** start **

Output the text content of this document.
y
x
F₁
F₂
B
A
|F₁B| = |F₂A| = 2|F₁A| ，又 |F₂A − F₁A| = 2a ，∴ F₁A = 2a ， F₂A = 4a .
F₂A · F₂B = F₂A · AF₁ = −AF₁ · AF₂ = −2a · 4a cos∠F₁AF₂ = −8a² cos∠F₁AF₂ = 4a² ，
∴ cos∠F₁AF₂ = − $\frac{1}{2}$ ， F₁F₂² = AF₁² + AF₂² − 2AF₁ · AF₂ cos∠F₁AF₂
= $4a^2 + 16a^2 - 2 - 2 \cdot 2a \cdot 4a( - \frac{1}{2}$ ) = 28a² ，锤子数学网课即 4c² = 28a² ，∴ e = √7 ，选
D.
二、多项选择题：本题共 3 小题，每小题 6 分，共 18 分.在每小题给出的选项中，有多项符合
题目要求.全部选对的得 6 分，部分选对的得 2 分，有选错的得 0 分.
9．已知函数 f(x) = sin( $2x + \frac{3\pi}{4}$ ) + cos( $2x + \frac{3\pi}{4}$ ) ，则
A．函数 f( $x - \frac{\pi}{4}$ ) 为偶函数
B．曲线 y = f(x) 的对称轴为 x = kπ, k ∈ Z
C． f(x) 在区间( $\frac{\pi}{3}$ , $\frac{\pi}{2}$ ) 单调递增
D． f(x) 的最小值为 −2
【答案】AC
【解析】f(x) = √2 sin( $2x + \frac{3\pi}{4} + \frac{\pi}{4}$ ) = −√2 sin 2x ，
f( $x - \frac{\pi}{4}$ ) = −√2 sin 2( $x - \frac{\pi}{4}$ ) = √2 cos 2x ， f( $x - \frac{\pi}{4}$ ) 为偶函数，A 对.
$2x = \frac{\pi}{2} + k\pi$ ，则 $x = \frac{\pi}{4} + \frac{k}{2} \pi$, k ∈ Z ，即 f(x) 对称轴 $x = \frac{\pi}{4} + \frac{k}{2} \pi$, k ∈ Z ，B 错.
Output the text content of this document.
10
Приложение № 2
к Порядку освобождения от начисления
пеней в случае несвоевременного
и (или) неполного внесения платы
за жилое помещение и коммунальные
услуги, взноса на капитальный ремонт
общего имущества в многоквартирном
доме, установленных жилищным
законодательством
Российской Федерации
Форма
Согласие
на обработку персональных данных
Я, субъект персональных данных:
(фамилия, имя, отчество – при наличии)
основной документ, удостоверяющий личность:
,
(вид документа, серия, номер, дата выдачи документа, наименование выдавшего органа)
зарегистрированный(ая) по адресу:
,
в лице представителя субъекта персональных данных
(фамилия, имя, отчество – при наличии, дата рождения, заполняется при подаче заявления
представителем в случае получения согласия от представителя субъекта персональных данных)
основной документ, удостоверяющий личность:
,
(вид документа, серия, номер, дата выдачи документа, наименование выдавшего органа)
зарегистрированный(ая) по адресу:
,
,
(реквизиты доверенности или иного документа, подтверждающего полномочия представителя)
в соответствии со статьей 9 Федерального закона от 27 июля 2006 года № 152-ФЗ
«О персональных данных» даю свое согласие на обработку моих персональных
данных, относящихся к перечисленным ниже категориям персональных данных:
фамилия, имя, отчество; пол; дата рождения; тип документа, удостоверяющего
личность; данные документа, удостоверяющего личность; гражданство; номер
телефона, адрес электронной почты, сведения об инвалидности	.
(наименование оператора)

** end **

*Prompt*: State how many lines of the listing include the word "персональных". Reply with the number alone.

*Correct output*: 6